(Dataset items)
-- Begin --

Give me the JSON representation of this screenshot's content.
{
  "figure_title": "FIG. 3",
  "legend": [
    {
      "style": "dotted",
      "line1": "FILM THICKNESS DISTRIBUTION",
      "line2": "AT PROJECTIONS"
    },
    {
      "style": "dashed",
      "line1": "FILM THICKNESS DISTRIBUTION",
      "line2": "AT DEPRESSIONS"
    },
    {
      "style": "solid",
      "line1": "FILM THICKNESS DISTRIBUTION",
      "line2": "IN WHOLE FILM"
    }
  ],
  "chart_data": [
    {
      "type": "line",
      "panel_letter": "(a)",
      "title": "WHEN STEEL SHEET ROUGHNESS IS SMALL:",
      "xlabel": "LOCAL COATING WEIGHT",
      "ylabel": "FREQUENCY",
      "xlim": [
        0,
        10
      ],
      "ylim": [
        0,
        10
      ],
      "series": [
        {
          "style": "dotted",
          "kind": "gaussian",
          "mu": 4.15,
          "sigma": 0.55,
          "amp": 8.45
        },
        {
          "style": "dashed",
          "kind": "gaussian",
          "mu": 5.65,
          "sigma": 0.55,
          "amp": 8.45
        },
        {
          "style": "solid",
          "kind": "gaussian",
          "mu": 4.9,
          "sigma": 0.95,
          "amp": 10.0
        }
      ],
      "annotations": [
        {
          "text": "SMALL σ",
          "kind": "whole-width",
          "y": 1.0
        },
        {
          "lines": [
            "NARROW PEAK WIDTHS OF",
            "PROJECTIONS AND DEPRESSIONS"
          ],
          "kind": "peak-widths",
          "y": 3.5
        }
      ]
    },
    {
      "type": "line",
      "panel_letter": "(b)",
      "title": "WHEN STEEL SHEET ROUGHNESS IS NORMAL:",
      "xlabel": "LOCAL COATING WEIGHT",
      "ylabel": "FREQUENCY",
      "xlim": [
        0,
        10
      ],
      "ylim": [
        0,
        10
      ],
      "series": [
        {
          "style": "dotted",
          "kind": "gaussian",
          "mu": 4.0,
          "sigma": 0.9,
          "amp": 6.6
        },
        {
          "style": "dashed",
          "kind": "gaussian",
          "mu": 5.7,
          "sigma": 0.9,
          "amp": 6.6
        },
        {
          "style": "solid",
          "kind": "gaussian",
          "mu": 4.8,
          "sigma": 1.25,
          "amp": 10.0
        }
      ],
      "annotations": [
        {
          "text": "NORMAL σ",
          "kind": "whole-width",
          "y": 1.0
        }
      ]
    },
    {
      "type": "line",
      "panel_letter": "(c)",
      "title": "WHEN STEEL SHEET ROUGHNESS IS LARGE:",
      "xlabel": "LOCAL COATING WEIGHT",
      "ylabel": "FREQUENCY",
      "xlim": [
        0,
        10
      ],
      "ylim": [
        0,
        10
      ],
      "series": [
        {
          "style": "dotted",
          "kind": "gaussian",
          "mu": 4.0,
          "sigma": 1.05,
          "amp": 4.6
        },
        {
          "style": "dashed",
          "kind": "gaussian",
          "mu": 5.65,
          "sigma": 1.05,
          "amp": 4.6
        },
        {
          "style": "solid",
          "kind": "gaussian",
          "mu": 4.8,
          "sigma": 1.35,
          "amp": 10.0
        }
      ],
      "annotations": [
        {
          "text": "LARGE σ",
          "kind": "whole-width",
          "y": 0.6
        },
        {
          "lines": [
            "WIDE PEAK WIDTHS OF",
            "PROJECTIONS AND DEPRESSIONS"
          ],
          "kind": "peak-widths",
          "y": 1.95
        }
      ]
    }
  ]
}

-- End --

Exercise brief - Give only the count of lines in the data that include the string "NORMAL".

Written answer - 2